▶ The request: Omit all pictures, then retype the data exactly as given.

Structured figure records:

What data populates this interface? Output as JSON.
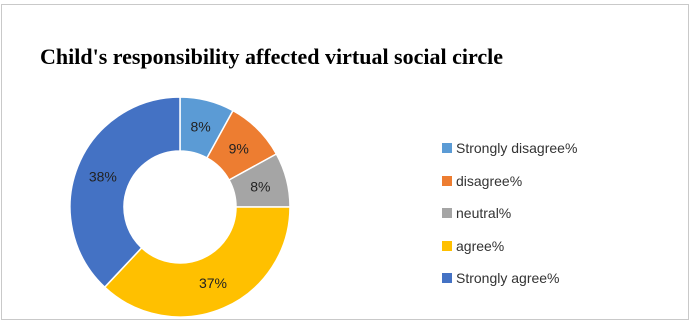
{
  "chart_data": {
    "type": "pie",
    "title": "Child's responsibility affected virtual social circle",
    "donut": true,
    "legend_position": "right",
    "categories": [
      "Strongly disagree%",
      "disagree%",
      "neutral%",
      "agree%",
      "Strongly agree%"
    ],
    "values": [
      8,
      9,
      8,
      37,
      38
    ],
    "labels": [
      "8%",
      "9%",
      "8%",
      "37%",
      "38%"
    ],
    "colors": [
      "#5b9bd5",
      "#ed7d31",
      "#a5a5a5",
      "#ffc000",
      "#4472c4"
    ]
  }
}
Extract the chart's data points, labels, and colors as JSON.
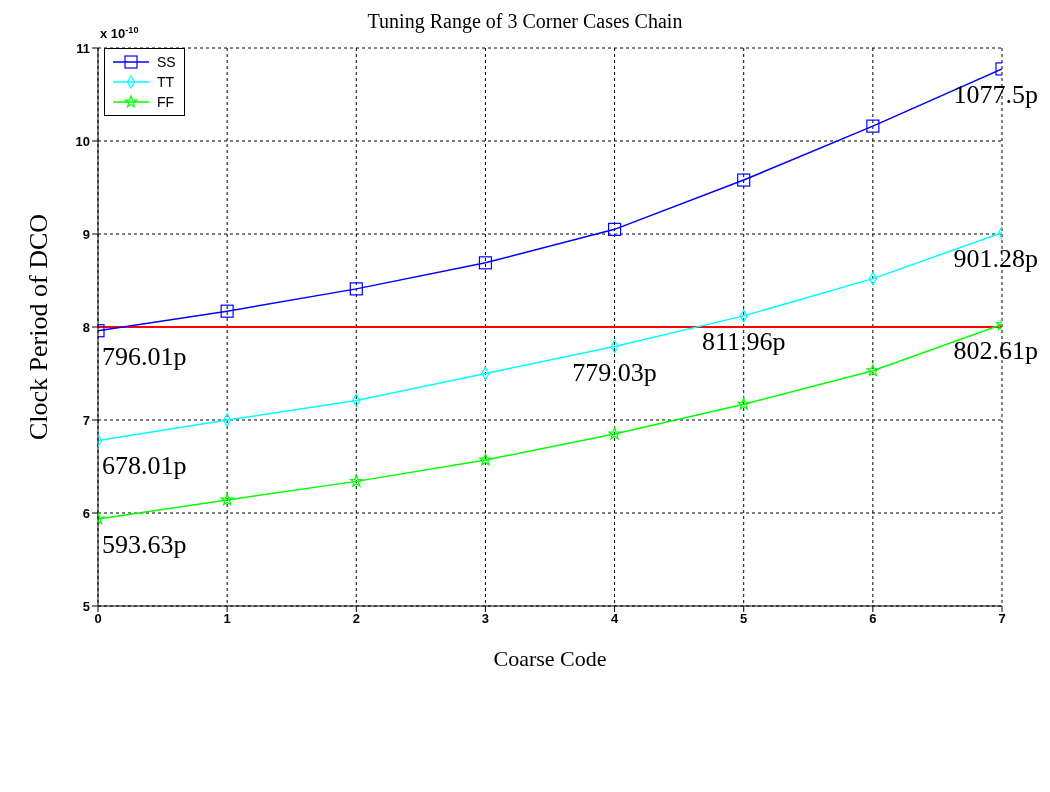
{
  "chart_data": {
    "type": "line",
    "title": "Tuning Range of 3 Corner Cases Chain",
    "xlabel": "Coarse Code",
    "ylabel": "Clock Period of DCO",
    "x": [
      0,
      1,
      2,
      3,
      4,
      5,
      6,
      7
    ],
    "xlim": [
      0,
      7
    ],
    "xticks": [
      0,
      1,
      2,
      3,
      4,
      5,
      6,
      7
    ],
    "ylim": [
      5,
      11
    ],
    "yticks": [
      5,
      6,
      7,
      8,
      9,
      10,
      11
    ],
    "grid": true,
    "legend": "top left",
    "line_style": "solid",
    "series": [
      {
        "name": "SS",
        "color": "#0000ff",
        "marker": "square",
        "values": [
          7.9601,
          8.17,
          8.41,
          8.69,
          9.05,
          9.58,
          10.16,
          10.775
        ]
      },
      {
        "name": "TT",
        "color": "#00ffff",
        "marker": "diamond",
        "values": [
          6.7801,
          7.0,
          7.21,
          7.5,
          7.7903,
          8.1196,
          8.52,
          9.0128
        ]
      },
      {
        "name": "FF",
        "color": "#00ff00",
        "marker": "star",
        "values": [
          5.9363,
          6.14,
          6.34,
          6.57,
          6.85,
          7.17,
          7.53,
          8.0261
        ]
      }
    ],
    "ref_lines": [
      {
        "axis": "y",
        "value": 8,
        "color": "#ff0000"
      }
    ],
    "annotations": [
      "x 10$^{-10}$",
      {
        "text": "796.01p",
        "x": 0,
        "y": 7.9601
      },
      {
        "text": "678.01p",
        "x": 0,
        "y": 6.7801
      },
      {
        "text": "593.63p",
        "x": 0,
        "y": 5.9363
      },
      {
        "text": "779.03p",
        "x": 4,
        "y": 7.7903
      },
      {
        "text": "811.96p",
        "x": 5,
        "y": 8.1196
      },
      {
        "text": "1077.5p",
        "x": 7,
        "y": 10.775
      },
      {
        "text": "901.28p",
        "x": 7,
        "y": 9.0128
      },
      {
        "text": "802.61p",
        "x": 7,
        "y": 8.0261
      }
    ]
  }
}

▶ Solution for this problem:
What data populates this interface? Output as JSON.
{
  "chart_data": {
    "type": "pie",
    "title": "Child's responsibility affected virtual social circle",
    "donut": true,
    "legend_position": "right",
    "categories": [
      "Strongly disagree%",
      "disagree%",
      "neutral%",
      "agree%",
      "Strongly agree%"
    ],
    "values": [
      8,
      9,
      8,
      37,
      38
    ],
    "labels": [
      "8%",
      "9%",
      "8%",
      "37%",
      "38%"
    ],
    "colors": [
      "#5b9bd5",
      "#ed7d31",
      "#a5a5a5",
      "#ffc000",
      "#4472c4"
    ]
  }
}
Extract the chart's data points, labels, and colors as JSON.
{
  "chart_data": {
    "type": "line",
    "title": "Tuning Range of 3 Corner Cases Chain",
    "xlabel": "Coarse Code",
    "ylabel": "Clock Period of DCO",
    "x": [
      0,
      1,
      2,
      3,
      4,
      5,
      6,
      7
    ],
    "xlim": [
      0,
      7
    ],
    "xticks": [
      0,
      1,
      2,
      3,
      4,
      5,
      6,
      7
    ],
    "ylim": [
      5,
      11
    ],
    "yticks": [
      5,
      6,
      7,
      8,
      9,
      10,
      11
    ],
    "grid": true,
    "legend": "top left",
    "line_style": "solid",
    "series": [
      {
        "name": "SS",
        "color": "#0000ff",
        "marker": "square",
        "values": [
          7.9601,
          8.17,
          8.41,
          8.69,
          9.05,
          9.58,
          10.16,
          10.775
        ]
      },
      {
        "name": "TT",
        "color": "#00ffff",
        "marker": "diamond",
        "values": [
          6.7801,
          7.0,
          7.21,
          7.5,
          7.7903,
          8.1196,
          8.52,
          9.0128
        ]
      },
      {
        "name": "FF",
        "color": "#00ff00",
        "marker": "star",
        "values": [
          5.9363,
          6.14,
          6.34,
          6.57,
          6.85,
          7.17,
          7.53,
          8.0261
        ]
      }
    ],
    "ref_lines": [
      {
        "axis": "y",
        "value": 8,
        "color": "#ff0000"
      }
    ],
    "annotations": [
      "x 10$^{-10}$",
      {
        "text": "796.01p",
        "x": 0,
        "y": 7.9601
      },
      {
        "text": "678.01p",
        "x": 0,
        "y": 6.7801
      },
      {
        "text": "593.63p",
        "x": 0,
        "y": 5.9363
      },
      {
        "text": "779.03p",
        "x": 4,
        "y": 7.7903
      },
      {
        "text": "811.96p",
        "x": 5,
        "y": 8.1196
      },
      {
        "text": "1077.5p",
        "x": 7,
        "y": 10.775
      },
      {
        "text": "901.28p",
        "x": 7,
        "y": 9.0128
      },
      {
        "text": "802.61p",
        "x": 7,
        "y": 8.0261
      }
    ]
  }
}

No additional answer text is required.